begin
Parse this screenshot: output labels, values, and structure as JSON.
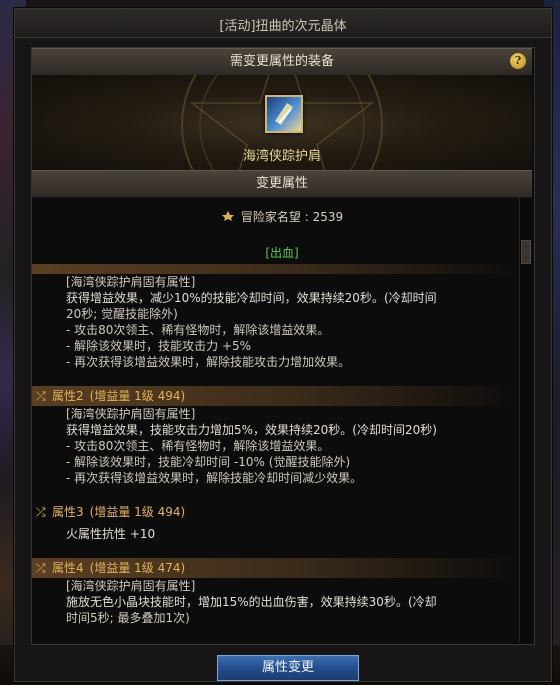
{
  "window": {
    "title": "[活动]扭曲的次元晶体"
  },
  "equip_section": {
    "header": "需变更属性的装备",
    "help": "?",
    "item_name": "海湾侠踪护肩"
  },
  "attr_section": {
    "header": "变更属性",
    "fame_label": "冒险家名望 : 2539",
    "bleed": "[出血]"
  },
  "attr1": {
    "tag": "[海湾侠踪护肩固有属性]",
    "lines": [
      "获得增益效果，减少10%的技能冷却时间，效果持续20秒。(冷却时间",
      "20秒; 觉醒技能除外)",
      "- 攻击80次领主、稀有怪物时，解除该增益效果。",
      "- 解除该效果时，技能攻击力 +5%",
      "- 再次获得该增益效果时，解除技能攻击力增加效果。"
    ]
  },
  "attr2": {
    "name": "属性2",
    "meta": "(增益量 1级 494)",
    "tag": "[海湾侠踪护肩固有属性]",
    "lines": [
      "获得增益效果，技能攻击力增加5%，效果持续20秒。(冷却时间20秒)",
      "- 攻击80次领主、稀有怪物时，解除该增益效果。",
      "- 解除该效果时，技能冷却时间 -10% (觉醒技能除外)",
      "- 再次获得该增益效果时，解除技能冷却时间减少效果。"
    ]
  },
  "attr3": {
    "name": "属性3",
    "meta": "(增益量 1级 494)",
    "lines": [
      "火属性抗性 +10"
    ]
  },
  "attr4": {
    "name": "属性4",
    "meta": "(增益量 1级 474)",
    "tag": "[海湾侠踪护肩固有属性]",
    "lines": [
      "施放无色小晶块技能时，增加15%的出血伤害，效果持续30秒。(冷却",
      "时间5秒; 最多叠加1次)"
    ]
  },
  "buttons": {
    "change": "属性变更"
  },
  "colors": {
    "gold": "#e3b25a",
    "bleed_green": "#56c958",
    "item_name": "#e9d98f",
    "button_blue": "#234e8e"
  },
  "icons": [
    "help-icon",
    "fame-icon",
    "shuffle-icon",
    "shoulder-armor-icon"
  ]
}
end
**Requirement:** Write the records out once more, exactly as they appear, with no pictures.

**Worked solution:**
Parse this screenshot: output labels, values, and structure as JSON.
{
  "window": {
    "title": "[活动]扭曲的次元晶体"
  },
  "equip_section": {
    "header": "需变更属性的装备",
    "help": "?",
    "item_name": "海湾侠踪护肩"
  },
  "attr_section": {
    "header": "变更属性",
    "fame_label": "冒险家名望 : 2539",
    "bleed": "[出血]"
  },
  "attr1": {
    "tag": "[海湾侠踪护肩固有属性]",
    "lines": [
      "获得增益效果，减少10%的技能冷却时间，效果持续20秒。(冷却时间",
      "20秒; 觉醒技能除外)",
      "- 攻击80次领主、稀有怪物时，解除该增益效果。",
      "- 解除该效果时，技能攻击力 +5%",
      "- 再次获得该增益效果时，解除技能攻击力增加效果。"
    ]
  },
  "attr2": {
    "name": "属性2",
    "meta": "(增益量 1级 494)",
    "tag": "[海湾侠踪护肩固有属性]",
    "lines": [
      "获得增益效果，技能攻击力增加5%，效果持续20秒。(冷却时间20秒)",
      "- 攻击80次领主、稀有怪物时，解除该增益效果。",
      "- 解除该效果时，技能冷却时间 -10% (觉醒技能除外)",
      "- 再次获得该增益效果时，解除技能冷却时间减少效果。"
    ]
  },
  "attr3": {
    "name": "属性3",
    "meta": "(增益量 1级 494)",
    "lines": [
      "火属性抗性 +10"
    ]
  },
  "attr4": {
    "name": "属性4",
    "meta": "(增益量 1级 474)",
    "tag": "[海湾侠踪护肩固有属性]",
    "lines": [
      "施放无色小晶块技能时，增加15%的出血伤害，效果持续30秒。(冷却",
      "时间5秒; 最多叠加1次)"
    ]
  },
  "buttons": {
    "change": "属性变更"
  },
  "colors": {
    "gold": "#e3b25a",
    "bleed_green": "#56c958",
    "item_name": "#e9d98f",
    "button_blue": "#234e8e"
  },
  "icons": [
    "help-icon",
    "fame-icon",
    "shuffle-icon",
    "shoulder-armor-icon"
  ]
}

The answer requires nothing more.